#### Instructions for the task:
Can you rewrite the lines from the one containing "Find all labels, buttons, inputs, and" up to and including the one containing "box [540,291,575,325]" as a Markdown table with the columns Row and Line, skipping any blank lines?

#### Information given:
━━━━━━━━━━━━━━━━━━━━━━━━━━━━━━

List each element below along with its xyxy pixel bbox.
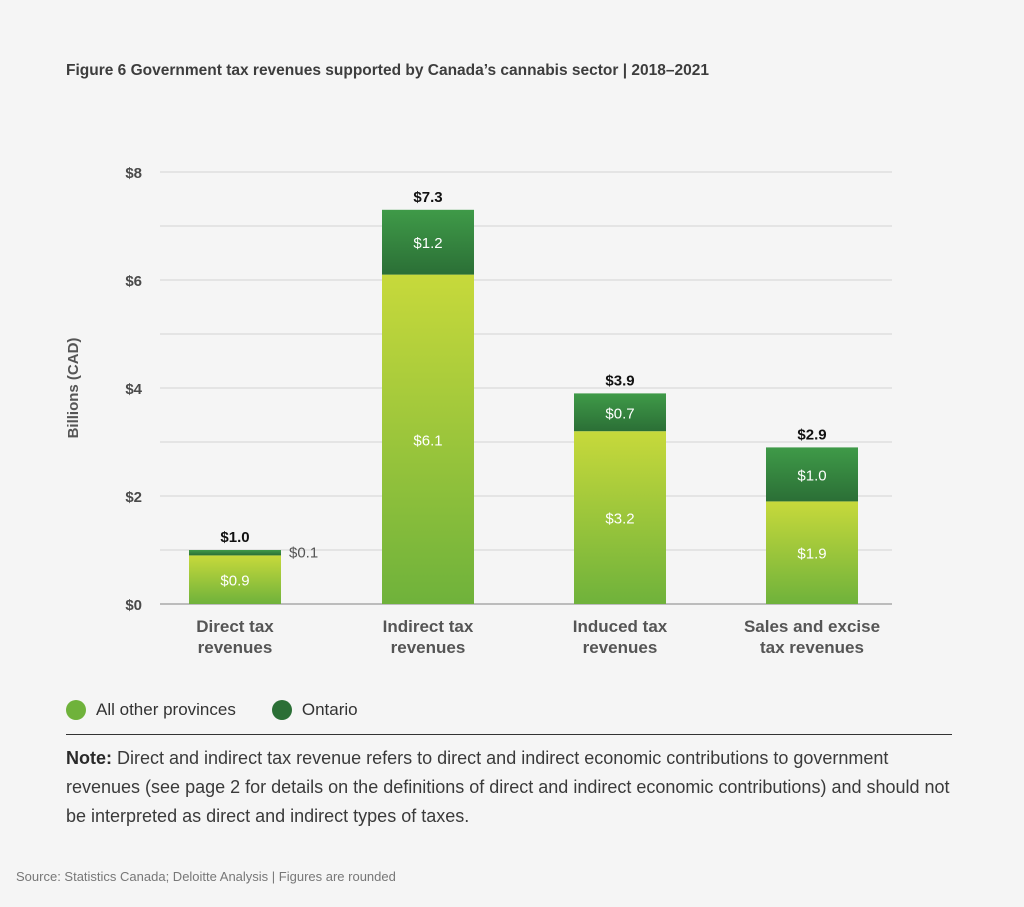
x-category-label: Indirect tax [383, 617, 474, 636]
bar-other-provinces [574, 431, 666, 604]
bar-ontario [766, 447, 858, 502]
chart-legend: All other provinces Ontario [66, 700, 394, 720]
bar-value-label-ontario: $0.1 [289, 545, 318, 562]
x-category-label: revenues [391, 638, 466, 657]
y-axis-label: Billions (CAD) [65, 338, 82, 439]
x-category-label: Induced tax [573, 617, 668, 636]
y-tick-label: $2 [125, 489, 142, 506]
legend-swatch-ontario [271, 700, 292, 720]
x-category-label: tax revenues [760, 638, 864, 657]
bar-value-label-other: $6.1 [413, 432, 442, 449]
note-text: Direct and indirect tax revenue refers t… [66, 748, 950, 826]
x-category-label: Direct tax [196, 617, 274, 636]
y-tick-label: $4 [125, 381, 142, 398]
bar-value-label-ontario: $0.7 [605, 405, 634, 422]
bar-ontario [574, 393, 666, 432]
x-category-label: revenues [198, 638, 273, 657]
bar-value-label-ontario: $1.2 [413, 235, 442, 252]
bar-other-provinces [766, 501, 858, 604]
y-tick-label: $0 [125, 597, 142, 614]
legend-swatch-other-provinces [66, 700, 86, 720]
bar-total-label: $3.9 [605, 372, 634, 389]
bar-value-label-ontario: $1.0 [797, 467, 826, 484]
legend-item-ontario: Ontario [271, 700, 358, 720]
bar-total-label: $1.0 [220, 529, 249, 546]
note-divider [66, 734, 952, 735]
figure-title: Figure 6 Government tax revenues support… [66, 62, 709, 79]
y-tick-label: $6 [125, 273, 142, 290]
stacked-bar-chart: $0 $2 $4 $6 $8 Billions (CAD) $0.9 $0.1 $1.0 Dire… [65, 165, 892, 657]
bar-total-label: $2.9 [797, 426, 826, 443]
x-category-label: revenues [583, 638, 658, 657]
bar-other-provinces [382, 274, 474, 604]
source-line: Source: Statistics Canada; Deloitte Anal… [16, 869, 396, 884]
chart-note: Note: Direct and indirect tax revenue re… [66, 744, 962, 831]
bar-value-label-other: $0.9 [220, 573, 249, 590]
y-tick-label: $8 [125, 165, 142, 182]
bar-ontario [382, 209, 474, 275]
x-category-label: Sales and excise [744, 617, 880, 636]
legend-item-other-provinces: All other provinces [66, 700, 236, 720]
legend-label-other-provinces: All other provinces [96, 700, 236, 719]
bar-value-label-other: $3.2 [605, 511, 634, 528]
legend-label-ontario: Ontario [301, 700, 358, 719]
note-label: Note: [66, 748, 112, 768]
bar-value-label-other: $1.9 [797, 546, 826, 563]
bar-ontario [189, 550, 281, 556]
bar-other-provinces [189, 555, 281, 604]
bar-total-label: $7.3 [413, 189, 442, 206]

━━━━━━━━━━━━━━━━━━━━━━━━━━━━━━

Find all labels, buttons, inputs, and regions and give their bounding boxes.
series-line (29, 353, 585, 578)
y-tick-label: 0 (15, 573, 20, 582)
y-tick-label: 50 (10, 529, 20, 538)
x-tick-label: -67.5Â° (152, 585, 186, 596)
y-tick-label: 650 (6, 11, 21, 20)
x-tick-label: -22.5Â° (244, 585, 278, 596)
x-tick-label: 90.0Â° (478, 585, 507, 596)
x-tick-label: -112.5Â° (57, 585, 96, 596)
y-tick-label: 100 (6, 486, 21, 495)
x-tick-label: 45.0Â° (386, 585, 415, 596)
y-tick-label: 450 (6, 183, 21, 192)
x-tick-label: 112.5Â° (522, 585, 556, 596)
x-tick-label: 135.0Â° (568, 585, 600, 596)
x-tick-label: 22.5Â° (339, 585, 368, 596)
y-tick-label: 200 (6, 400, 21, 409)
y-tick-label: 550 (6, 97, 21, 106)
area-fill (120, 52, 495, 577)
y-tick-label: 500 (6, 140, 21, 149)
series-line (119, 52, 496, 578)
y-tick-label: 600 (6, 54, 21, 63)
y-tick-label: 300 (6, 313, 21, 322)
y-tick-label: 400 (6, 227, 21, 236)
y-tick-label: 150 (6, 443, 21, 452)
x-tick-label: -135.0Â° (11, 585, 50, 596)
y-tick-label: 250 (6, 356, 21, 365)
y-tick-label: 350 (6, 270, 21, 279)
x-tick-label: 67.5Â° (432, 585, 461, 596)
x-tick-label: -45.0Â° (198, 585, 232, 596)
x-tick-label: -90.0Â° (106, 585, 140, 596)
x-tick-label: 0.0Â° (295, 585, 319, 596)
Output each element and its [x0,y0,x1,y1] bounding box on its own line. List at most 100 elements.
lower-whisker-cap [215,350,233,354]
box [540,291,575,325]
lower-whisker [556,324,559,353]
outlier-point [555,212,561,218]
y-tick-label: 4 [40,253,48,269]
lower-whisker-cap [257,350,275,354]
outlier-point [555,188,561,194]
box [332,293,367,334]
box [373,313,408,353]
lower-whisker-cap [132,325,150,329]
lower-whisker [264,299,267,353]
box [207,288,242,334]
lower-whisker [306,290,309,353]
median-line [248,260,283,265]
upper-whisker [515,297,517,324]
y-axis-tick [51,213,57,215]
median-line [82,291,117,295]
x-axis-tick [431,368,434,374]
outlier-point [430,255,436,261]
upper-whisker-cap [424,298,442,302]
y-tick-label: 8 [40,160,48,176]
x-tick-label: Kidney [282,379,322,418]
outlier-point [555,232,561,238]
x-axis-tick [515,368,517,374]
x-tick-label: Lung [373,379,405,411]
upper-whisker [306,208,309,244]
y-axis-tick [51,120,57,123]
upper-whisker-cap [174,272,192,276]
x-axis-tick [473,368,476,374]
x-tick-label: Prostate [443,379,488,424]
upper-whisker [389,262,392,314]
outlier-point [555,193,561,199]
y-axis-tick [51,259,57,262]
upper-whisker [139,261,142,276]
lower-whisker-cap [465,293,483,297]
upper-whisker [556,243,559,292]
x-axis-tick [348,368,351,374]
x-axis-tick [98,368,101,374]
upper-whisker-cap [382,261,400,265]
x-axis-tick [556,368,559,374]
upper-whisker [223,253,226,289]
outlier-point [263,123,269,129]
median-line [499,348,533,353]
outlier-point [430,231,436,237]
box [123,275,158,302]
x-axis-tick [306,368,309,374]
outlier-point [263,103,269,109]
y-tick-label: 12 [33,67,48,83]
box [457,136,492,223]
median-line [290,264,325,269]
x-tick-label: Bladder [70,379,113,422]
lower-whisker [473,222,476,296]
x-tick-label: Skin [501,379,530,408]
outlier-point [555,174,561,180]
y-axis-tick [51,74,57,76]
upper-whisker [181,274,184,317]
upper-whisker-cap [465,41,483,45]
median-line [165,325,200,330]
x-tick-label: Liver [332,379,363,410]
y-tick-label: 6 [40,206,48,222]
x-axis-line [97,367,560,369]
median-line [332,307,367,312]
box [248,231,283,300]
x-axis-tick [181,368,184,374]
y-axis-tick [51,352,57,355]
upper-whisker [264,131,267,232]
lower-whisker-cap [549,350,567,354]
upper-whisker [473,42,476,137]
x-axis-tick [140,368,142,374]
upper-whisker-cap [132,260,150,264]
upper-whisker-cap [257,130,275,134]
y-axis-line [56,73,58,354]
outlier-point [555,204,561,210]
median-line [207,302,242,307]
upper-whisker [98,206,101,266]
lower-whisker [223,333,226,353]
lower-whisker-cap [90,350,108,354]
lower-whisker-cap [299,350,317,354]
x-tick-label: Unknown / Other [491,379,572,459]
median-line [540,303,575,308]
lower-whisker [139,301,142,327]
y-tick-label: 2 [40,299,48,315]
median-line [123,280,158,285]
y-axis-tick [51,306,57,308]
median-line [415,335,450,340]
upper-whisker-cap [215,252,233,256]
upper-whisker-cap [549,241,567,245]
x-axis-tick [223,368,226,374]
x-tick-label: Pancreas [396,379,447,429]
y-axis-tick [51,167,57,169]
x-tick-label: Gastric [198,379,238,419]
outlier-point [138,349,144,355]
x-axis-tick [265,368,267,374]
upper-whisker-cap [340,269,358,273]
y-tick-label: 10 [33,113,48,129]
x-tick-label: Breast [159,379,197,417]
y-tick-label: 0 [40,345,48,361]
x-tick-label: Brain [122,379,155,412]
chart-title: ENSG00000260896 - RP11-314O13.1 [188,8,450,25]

━━━━━━━━━━━━━━━━━━━━━━━━━━━━━━

#### Reply to the exercise:
| Row | Line |
|---|---|
| 1 | Find all labels, buttons, inputs, and regions and give their bounding boxes. |
| 2 | series-line (29, 353, 585, 578) |
| 3 | y-tick-label: 0 (15, 573, 20, 582) |
| 4 | y-tick-label: 50 (10, 529, 20, 538) |
| 5 | x-tick-label: -67.5Â° (152, 585, 186, 596) |
| 6 | y-tick-label: 650 (6, 11, 21, 20) |
| 7 | x-tick-label: -22.5Â° (244, 585, 278, 596) |
| 8 | x-tick-label: 90.0Â° (478, 585, 507, 596) |
| 9 | x-tick-label: -112.5Â° (57, 585, 96, 596) |
| 10 | y-tick-label: 100 (6, 486, 21, 495) |
| 11 | x-tick-label: 45.0Â° (386, 585, 415, 596) |
| 12 | y-tick-label: 450 (6, 183, 21, 192) |
| 13 | x-tick-label: 112.5Â° (522, 585, 556, 596) |
| 14 | x-tick-label: 135.0Â° (568, 585, 600, 596) |
| 15 | x-tick-label: 22.5Â° (339, 585, 368, 596) |
| 16 | y-tick-label: 200 (6, 400, 21, 409) |
| 17 | y-tick-label: 550 (6, 97, 21, 106) |
| 18 | area-fill (120, 52, 495, 577) |
| 19 | y-tick-label: 500 (6, 140, 21, 149) |
| 20 | series-line (119, 52, 496, 578) |
| 21 | y-tick-label: 600 (6, 54, 21, 63) |
| 22 | y-tick-label: 300 (6, 313, 21, 322) |
| 23 | y-tick-label: 400 (6, 227, 21, 236) |
| 24 | y-tick-label: 150 (6, 443, 21, 452) |
| 25 | x-tick-label: -135.0Â° (11, 585, 50, 596) |
| 26 | y-tick-label: 250 (6, 356, 21, 365) |
| 27 | y-tick-label: 350 (6, 270, 21, 279) |
| 28 | x-tick-label: 67.5Â° (432, 585, 461, 596) |
| 29 | x-tick-label: -45.0Â° (198, 585, 232, 596) |
| 30 | x-tick-label: -90.0Â° (106, 585, 140, 596) |
| 31 | x-tick-label: 0.0Â° (295, 585, 319, 596) |
| 32 | Output each element and its [x0,y0,x1,y1] bounding box on its own line. List at most 100 elements. |
| 33 | lower-whisker-cap [215,350,233,354] |
| 34 | box [540,291,575,325] |